**Problem description:**
Show every line of the records below that contains the word "experience".

** Begin **

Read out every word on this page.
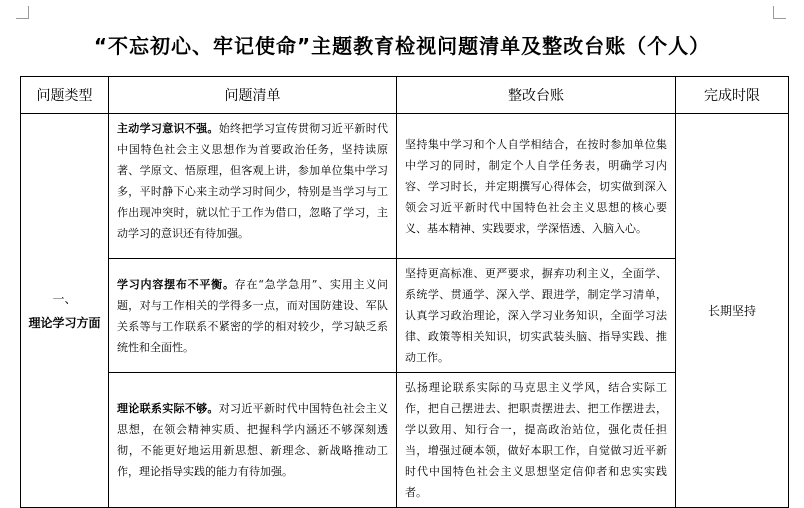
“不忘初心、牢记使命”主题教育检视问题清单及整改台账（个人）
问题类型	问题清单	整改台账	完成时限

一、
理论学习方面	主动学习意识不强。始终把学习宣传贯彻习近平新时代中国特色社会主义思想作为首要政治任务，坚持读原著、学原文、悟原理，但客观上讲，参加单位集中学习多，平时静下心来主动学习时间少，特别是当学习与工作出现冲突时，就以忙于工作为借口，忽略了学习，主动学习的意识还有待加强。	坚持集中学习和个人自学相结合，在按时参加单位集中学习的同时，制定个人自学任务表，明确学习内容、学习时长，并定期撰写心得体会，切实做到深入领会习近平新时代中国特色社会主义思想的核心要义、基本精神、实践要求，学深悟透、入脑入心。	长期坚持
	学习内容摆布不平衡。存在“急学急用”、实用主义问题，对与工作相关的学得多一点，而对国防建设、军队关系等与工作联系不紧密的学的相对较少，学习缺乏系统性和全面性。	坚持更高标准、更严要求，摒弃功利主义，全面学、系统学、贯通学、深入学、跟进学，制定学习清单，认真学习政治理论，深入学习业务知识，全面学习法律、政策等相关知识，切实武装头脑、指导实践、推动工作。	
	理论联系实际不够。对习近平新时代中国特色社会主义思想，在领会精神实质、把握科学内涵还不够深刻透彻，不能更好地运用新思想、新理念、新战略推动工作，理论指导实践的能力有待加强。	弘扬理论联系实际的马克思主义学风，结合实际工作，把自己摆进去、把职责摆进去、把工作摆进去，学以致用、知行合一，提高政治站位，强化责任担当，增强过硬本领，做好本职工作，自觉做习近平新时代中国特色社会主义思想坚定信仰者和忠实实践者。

** End **
** Begin **

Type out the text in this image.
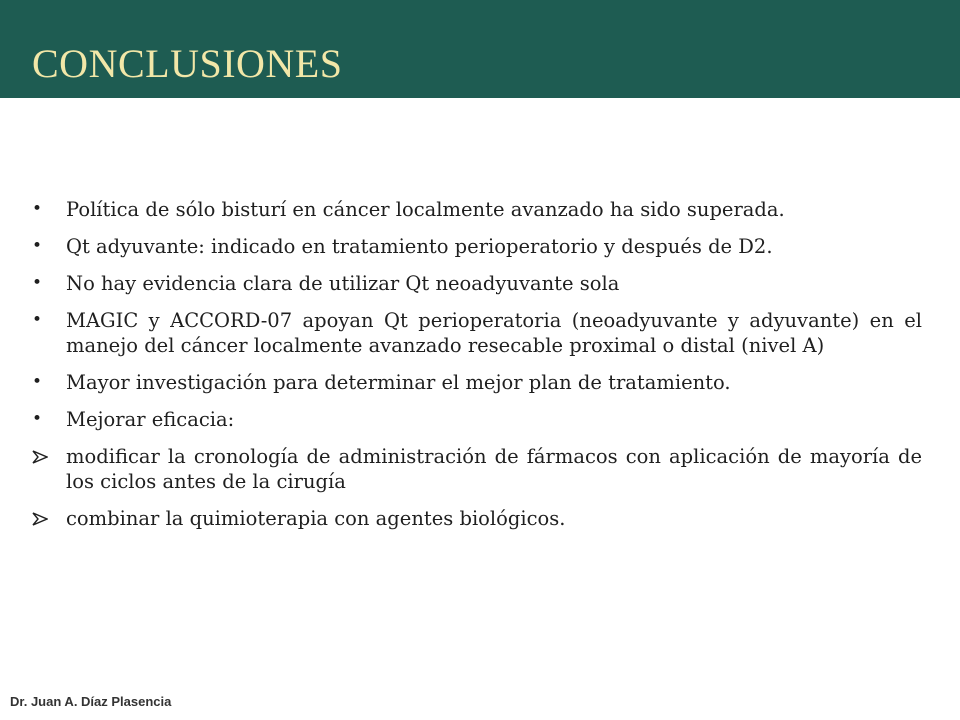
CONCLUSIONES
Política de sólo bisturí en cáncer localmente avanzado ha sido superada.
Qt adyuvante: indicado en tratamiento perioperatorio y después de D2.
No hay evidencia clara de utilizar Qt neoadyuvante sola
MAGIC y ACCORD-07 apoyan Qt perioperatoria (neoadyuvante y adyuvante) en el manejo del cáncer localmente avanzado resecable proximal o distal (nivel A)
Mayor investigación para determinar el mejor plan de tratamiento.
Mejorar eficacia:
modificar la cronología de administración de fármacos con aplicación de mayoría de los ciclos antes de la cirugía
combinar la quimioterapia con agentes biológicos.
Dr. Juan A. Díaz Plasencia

** End **
** Begin **

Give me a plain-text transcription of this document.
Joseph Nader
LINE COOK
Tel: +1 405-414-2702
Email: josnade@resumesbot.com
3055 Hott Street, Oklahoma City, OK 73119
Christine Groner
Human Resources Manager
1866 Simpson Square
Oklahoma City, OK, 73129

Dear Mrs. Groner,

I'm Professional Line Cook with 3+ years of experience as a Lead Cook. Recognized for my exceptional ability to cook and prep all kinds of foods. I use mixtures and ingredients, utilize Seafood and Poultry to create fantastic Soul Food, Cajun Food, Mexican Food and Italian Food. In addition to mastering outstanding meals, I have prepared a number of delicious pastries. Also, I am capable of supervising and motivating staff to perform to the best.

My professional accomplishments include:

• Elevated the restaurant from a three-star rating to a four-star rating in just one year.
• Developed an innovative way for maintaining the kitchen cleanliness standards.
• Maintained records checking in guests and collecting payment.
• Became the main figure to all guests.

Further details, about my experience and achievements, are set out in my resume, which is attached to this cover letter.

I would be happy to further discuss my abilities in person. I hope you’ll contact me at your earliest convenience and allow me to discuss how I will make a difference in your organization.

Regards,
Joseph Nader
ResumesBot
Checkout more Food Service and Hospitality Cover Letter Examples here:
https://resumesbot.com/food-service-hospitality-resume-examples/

** End **

**Response to this task:**
I'm Professional Line Cook with 3+ years of experience as a Lead Cook. Recognized for my exceptional ability to cook and prep all kinds of foods. I use mixtures and ingredients, utilize Seafood and Poultry to create fantastic Soul Food, Cajun Food, Mexican Food and Italian Food. In addition to mastering outstanding meals, I have prepared a number of delicious pastries. Also, I am capable of supervising and motivating staff to perform to the best.
Further details, about my experience and achievements, are set out in my resume, which is attached to this cover letter.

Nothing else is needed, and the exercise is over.